__Data supplied__:
__________
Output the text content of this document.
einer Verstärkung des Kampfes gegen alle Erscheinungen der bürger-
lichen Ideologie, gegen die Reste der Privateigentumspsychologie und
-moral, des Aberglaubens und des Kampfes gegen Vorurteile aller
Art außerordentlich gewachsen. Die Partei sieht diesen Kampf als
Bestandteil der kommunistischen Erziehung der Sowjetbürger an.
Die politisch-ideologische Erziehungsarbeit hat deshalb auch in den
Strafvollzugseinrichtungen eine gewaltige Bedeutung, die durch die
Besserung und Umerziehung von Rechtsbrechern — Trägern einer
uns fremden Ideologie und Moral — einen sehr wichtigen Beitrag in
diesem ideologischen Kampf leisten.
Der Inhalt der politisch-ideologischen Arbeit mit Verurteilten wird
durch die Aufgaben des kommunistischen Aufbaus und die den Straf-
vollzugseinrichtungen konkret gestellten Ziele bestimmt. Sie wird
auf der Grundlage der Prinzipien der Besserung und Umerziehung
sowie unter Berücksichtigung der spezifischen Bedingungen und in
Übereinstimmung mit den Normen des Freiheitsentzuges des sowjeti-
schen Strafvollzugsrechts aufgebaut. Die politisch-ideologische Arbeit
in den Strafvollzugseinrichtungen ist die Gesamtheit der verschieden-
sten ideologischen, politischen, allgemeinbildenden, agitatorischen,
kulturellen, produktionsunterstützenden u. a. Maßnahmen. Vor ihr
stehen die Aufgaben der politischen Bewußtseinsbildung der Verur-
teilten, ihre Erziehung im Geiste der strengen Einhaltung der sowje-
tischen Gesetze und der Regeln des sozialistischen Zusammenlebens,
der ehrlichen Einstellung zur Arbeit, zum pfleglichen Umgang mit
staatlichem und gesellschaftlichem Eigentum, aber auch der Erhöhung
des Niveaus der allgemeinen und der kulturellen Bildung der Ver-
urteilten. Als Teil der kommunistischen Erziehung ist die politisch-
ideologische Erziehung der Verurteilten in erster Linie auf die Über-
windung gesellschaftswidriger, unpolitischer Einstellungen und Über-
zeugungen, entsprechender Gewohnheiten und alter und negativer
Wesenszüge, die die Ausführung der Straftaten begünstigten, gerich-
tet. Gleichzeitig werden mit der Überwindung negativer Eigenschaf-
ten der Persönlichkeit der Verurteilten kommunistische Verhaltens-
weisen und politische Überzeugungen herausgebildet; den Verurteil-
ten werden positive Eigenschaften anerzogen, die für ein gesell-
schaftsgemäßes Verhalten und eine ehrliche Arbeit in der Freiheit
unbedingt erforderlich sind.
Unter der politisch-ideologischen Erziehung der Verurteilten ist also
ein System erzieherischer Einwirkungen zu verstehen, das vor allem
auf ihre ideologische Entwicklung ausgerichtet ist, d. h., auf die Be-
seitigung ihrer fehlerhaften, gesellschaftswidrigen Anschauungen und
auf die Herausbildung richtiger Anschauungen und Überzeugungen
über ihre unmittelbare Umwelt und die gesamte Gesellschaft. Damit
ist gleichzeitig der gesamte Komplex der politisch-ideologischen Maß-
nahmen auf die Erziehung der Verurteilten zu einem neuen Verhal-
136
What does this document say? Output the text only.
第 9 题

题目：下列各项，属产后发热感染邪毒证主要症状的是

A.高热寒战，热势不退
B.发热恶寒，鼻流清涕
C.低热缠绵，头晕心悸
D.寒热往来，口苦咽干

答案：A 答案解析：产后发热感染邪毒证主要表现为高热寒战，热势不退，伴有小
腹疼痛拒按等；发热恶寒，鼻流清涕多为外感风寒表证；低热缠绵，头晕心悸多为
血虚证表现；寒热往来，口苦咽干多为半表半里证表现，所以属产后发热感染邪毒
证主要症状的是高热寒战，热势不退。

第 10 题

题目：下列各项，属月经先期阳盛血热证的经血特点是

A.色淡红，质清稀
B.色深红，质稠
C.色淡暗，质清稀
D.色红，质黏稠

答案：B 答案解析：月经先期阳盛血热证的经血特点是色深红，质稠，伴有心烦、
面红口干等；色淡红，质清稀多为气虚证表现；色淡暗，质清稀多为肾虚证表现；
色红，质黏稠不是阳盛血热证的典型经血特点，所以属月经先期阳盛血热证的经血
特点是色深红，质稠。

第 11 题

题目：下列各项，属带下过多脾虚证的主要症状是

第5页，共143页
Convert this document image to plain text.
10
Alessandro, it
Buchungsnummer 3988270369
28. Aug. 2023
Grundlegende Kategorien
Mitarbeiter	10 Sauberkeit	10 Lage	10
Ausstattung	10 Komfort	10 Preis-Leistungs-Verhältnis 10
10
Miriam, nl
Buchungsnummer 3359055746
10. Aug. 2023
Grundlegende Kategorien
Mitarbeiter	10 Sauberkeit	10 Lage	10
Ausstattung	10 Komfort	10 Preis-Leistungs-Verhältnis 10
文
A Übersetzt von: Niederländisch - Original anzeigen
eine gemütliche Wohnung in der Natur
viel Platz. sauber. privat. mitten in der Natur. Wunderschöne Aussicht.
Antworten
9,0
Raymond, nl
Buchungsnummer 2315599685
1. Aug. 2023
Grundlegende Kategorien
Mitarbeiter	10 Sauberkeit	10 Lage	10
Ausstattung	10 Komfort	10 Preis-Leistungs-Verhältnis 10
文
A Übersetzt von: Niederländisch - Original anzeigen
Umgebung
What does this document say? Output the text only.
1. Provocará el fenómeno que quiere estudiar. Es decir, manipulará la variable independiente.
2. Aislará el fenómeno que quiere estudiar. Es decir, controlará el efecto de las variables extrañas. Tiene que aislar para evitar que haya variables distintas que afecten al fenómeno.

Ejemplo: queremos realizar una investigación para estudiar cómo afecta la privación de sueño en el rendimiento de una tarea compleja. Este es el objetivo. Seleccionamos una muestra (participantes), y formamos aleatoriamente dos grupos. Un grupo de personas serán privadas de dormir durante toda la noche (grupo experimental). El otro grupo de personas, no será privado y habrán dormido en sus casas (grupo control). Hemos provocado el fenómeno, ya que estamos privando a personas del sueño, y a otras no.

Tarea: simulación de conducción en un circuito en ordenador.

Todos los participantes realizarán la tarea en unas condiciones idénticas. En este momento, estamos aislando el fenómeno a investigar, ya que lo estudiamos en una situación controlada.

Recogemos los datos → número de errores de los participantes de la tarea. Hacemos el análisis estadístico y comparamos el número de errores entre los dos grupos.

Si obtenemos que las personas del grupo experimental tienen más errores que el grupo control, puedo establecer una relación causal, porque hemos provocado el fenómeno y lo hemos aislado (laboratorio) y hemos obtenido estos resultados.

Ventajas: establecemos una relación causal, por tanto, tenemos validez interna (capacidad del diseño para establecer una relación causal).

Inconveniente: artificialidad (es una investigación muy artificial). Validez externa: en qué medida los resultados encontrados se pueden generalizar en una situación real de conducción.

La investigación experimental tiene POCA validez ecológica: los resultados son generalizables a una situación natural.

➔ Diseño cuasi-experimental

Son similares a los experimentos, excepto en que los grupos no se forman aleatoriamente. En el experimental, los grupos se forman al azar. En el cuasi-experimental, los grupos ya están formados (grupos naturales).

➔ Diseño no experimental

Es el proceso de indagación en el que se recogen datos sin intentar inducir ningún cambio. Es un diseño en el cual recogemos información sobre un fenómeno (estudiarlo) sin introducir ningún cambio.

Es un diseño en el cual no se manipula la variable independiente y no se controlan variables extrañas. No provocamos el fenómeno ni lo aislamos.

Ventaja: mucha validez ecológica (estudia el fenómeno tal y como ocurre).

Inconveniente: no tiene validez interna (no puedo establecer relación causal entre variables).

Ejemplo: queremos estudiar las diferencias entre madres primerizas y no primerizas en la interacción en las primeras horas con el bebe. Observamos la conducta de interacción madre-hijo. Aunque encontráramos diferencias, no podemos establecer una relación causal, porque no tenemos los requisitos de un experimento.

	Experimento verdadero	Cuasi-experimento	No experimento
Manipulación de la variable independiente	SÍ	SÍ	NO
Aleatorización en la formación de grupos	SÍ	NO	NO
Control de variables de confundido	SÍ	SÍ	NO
__________
__Written task__:
Count the lines in the records above that hold the word "interna", and give only that number.

__Written answer__:
2